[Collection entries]
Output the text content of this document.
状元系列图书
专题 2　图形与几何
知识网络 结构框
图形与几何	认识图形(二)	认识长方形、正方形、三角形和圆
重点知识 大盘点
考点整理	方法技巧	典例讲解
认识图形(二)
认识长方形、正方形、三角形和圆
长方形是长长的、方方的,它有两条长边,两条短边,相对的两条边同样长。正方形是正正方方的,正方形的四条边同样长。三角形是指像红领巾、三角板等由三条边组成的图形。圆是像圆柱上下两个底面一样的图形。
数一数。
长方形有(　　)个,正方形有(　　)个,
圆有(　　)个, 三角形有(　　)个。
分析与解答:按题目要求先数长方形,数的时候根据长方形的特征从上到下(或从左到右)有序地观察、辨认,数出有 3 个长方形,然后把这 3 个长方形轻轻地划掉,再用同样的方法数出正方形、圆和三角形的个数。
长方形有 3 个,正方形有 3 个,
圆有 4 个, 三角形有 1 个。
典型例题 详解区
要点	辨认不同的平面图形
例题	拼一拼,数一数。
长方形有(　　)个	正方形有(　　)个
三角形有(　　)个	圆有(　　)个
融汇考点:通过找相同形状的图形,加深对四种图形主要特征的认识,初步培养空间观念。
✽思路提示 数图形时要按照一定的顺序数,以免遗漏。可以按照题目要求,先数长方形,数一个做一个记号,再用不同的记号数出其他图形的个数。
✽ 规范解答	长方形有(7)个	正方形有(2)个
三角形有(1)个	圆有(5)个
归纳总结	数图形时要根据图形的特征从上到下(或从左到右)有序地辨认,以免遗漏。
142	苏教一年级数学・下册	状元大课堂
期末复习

* [Your objective] Copy out each line above, character for character.

* [Response to this task]
Output the text content of this document.
状元系列图书
专题 2　图形与几何
知识网络 结构框
图形与几何	认识图形(二)	认识长方形、正方形、三角形和圆
重点知识 大盘点
考点整理	方法技巧	典例讲解
认识图形(二)
认识长方形、正方形、三角形和圆
长方形是长长的、方方的,它有两条长边,两条短边,相对的两条边同样长。正方形是正正方方的,正方形的四条边同样长。三角形是指像红领巾、三角板等由三条边组成的图形。圆是像圆柱上下两个底面一样的图形。
数一数。
长方形有(　　)个,正方形有(　　)个,
圆有(　　)个, 三角形有(　　)个。
分析与解答:按题目要求先数长方形,数的时候根据长方形的特征从上到下(或从左到右)有序地观察、辨认,数出有 3 个长方形,然后把这 3 个长方形轻轻地划掉,再用同样的方法数出正方形、圆和三角形的个数。
长方形有 3 个,正方形有 3 个,
圆有 4 个, 三角形有 1 个。
典型例题 详解区
要点	辨认不同的平面图形
例题	拼一拼,数一数。
长方形有(　　)个	正方形有(　　)个
三角形有(　　)个	圆有(　　)个
融汇考点:通过找相同形状的图形,加深对四种图形主要特征的认识,初步培养空间观念。
✽思路提示 数图形时要按照一定的顺序数,以免遗漏。可以按照题目要求,先数长方形,数一个做一个记号,再用不同的记号数出其他图形的个数。
✽ 规范解答	长方形有(7)个	正方形有(2)个
三角形有(1)个	圆有(5)个
归纳总结	数图形时要根据图形的特征从上到下(或从左到右)有序地辨认,以免遗漏。
142	苏教一年级数学・下册	状元大课堂
期末复习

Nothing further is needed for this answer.